* **Given request**
Locate every line below that contains the word "worryabout" and copy it.

* **Dataset records**
* * *

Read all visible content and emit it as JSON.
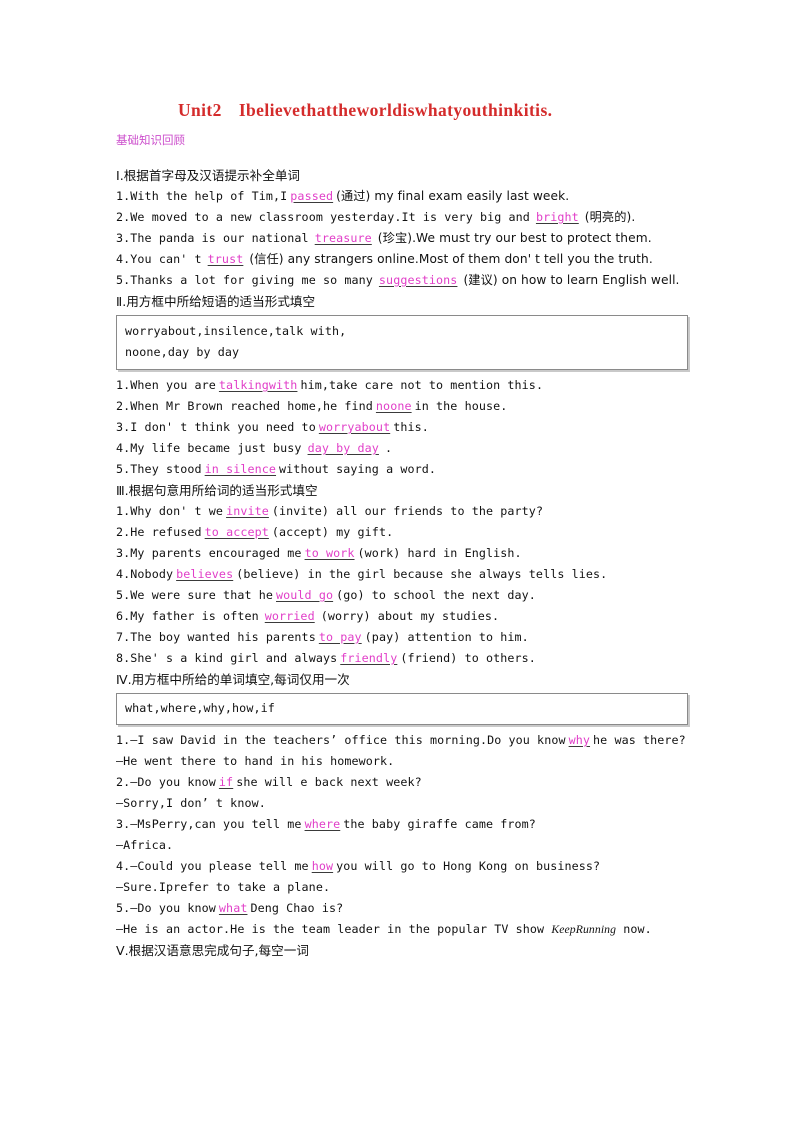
{
  "document": {
    "title_unit": "Unit2",
    "title_text": "Ibelievethattheworldiswhatyouthinkitis.",
    "subtitle": "基础知识回顾",
    "title_color": "#d42b2b",
    "subtitle_color": "#cc4ecc",
    "answer_color": "#e13ec8"
  },
  "section1": {
    "heading": "Ⅰ.根据首字母及汉语提示补全单词",
    "items": [
      {
        "num": "1.",
        "pre": "With the help of Tim,I",
        "answer": "passed",
        "post": "(通过) my final exam easily last week."
      },
      {
        "num": "2.",
        "pre": "We moved to a new classroom yesterday.It is very big and",
        "answer": "bright",
        "post": "(明亮的)."
      },
      {
        "num": "3.",
        "pre": "The panda is our national",
        "answer": "treasure",
        "post": "(珍宝).We must try our best to protect them."
      },
      {
        "num": "4.",
        "pre": "You can' t",
        "answer": "trust",
        "post": "(信任) any strangers online.Most of them don' t tell you the truth."
      },
      {
        "num": "5.",
        "pre": "Thanks a lot for giving me so many",
        "answer": "suggestions",
        "post": "(建议) on how to learn English well."
      }
    ]
  },
  "section2": {
    "heading": "Ⅱ.用方框中所给短语的适当形式填空",
    "wordbank_line1": "worryabout,insilence,talk with,",
    "wordbank_line2": "noone,day by day",
    "items": [
      {
        "num": "1.",
        "pre": "When you are",
        "answer": "talkingwith",
        "post": "him,take care not to mention this."
      },
      {
        "num": "2.",
        "pre": "When Mr Brown reached home,he find",
        "answer": "noone",
        "post": "in the house."
      },
      {
        "num": "3.",
        "pre": "I don' t think you need to",
        "answer": "worryabout",
        "post": "this."
      },
      {
        "num": "4.",
        "pre": "My life became just busy",
        "answer": "day by day",
        "post": "."
      },
      {
        "num": "5.",
        "pre": "They stood",
        "answer": "in silence",
        "post": "without saying a word."
      }
    ]
  },
  "section3": {
    "heading": "Ⅲ.根据句意用所给词的适当形式填空",
    "items": [
      {
        "num": "1.",
        "pre": "Why don' t we",
        "answer": "invite",
        "post": "(invite) all our friends to the party?"
      },
      {
        "num": "2.",
        "pre": "He refused",
        "answer": "to accept",
        "post": "(accept) my gift."
      },
      {
        "num": "3.",
        "pre": "My parents encouraged me",
        "answer": "to work",
        "post": "(work) hard in English."
      },
      {
        "num": "4.",
        "pre": "Nobody",
        "answer": "believes",
        "post": "(believe) in the girl because she always tells lies."
      },
      {
        "num": "5.",
        "pre": "We were sure that he",
        "answer": "would go",
        "post": "(go) to school the next day."
      },
      {
        "num": "6.",
        "pre": "My father is often",
        "answer": "worried",
        "post": "(worry) about my studies."
      },
      {
        "num": "7.",
        "pre": "The boy wanted his parents",
        "answer": "to pay",
        "post": "(pay) attention to him."
      },
      {
        "num": "8.",
        "pre": "She' s a kind girl and always",
        "answer": "friendly",
        "post": "(friend) to others."
      }
    ]
  },
  "section4": {
    "heading": "Ⅳ.用方框中所给的单词填空,每词仅用一次",
    "wordbank_line1": "what,where,why,how,if",
    "items": [
      {
        "num": "1.",
        "pre": "—I saw David in the teachers’  office this morning.Do you know",
        "answer": "why",
        "post": "he was there?",
        "reply": "—He went there to hand in his homework."
      },
      {
        "num": "2.",
        "pre": "—Do you know",
        "answer": "if",
        "post": "she will e back next week?",
        "reply": "—Sorry,I don’ t know."
      },
      {
        "num": "3.",
        "pre": "—MsPerry,can you tell me",
        "answer": "where",
        "post": "the baby giraffe came from?",
        "reply": "—Africa."
      },
      {
        "num": "4.",
        "pre": "—Could you please tell me",
        "answer": "how",
        "post": "you will go to Hong Kong on business?",
        "reply": "—Sure.Iprefer to take a plane."
      },
      {
        "num": "5.",
        "pre": "—Do you know",
        "answer": "what",
        "post": "Deng Chao is?",
        "reply_pre": "—He is an actor.He is the team leader in the popular TV show ",
        "reply_italic": "KeepRunning",
        "reply_post": " now."
      }
    ]
  },
  "section5": {
    "heading": "Ⅴ.根据汉语意思完成句子,每空一词"
  }
}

* * *

* **Written response**
    "wordbank_line1": "worryabout,insilence,talk with,",
        "answer": "worryabout",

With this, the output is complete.